Task to carry out —
Reproduce the following material exactly, including every line.

Available records —
*****
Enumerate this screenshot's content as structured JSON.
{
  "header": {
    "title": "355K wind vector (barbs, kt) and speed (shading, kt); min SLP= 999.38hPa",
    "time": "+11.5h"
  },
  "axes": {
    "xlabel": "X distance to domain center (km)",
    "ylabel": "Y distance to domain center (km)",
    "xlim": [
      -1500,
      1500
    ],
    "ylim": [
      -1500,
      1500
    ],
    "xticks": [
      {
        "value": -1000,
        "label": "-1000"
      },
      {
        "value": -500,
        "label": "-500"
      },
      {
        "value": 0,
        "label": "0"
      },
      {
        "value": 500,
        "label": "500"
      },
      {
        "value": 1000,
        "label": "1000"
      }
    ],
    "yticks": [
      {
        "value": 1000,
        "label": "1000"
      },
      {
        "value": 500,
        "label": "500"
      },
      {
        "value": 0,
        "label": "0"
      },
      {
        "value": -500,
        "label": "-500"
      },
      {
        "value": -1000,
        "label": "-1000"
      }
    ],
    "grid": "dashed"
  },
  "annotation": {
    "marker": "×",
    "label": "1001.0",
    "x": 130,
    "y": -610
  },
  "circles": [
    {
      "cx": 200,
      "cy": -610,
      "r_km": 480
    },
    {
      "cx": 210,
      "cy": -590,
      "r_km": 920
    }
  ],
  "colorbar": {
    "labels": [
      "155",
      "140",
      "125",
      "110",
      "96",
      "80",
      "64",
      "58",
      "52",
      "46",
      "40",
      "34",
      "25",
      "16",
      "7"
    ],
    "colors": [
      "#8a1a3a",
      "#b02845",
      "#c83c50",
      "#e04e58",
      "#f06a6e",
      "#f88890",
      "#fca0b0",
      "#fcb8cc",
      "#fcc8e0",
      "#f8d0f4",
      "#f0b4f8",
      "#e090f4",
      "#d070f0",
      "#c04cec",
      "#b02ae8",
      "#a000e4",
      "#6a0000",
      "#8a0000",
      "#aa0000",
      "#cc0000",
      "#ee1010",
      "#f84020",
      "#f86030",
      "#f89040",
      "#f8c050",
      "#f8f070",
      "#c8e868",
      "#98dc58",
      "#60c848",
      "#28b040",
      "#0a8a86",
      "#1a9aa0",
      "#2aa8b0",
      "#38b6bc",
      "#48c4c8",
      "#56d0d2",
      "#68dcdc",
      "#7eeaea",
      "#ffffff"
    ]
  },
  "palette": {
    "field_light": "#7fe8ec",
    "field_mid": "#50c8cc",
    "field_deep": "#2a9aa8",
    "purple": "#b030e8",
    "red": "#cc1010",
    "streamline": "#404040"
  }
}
*****
Completed exercise —
Enumerate this screenshot's content as structured JSON.
{
  "header": {
    "title": "355K wind vector (barbs, kt) and speed (shading, kt); min SLP= 999.38hPa",
    "time": "+11.5h"
  },
  "axes": {
    "xlabel": "X distance to domain center (km)",
    "ylabel": "Y distance to domain center (km)",
    "xlim": [
      -1500,
      1500
    ],
    "ylim": [
      -1500,
      1500
    ],
    "xticks": [
      {
        "value": -1000,
        "label": "-1000"
      },
      {
        "value": -500,
        "label": "-500"
      },
      {
        "value": 0,
        "label": "0"
      },
      {
        "value": 500,
        "label": "500"
      },
      {
        "value": 1000,
        "label": "1000"
      }
    ],
    "yticks": [
      {
        "value": 1000,
        "label": "1000"
      },
      {
        "value": 500,
        "label": "500"
      },
      {
        "value": 0,
        "label": "0"
      },
      {
        "value": -500,
        "label": "-500"
      },
      {
        "value": -1000,
        "label": "-1000"
      }
    ],
    "grid": "dashed"
  },
  "annotation": {
    "marker": "×",
    "label": "1001.0",
    "x": 130,
    "y": -610
  },
  "circles": [
    {
      "cx": 200,
      "cy": -610,
      "r_km": 480
    },
    {
      "cx": 210,
      "cy": -590,
      "r_km": 920
    }
  ],
  "colorbar": {
    "labels": [
      "155",
      "140",
      "125",
      "110",
      "96",
      "80",
      "64",
      "58",
      "52",
      "46",
      "40",
      "34",
      "25",
      "16",
      "7"
    ],
    "colors": [
      "#8a1a3a",
      "#b02845",
      "#c83c50",
      "#e04e58",
      "#f06a6e",
      "#f88890",
      "#fca0b0",
      "#fcb8cc",
      "#fcc8e0",
      "#f8d0f4",
      "#f0b4f8",
      "#e090f4",
      "#d070f0",
      "#c04cec",
      "#b02ae8",
      "#a000e4",
      "#6a0000",
      "#8a0000",
      "#aa0000",
      "#cc0000",
      "#ee1010",
      "#f84020",
      "#f86030",
      "#f89040",
      "#f8c050",
      "#f8f070",
      "#c8e868",
      "#98dc58",
      "#60c848",
      "#28b040",
      "#0a8a86",
      "#1a9aa0",
      "#2aa8b0",
      "#38b6bc",
      "#48c4c8",
      "#56d0d2",
      "#68dcdc",
      "#7eeaea",
      "#ffffff"
    ]
  },
  "palette": {
    "field_light": "#7fe8ec",
    "field_mid": "#50c8cc",
    "field_deep": "#2a9aa8",
    "purple": "#b030e8",
    "red": "#cc1010",
    "streamline": "#404040"
  }
}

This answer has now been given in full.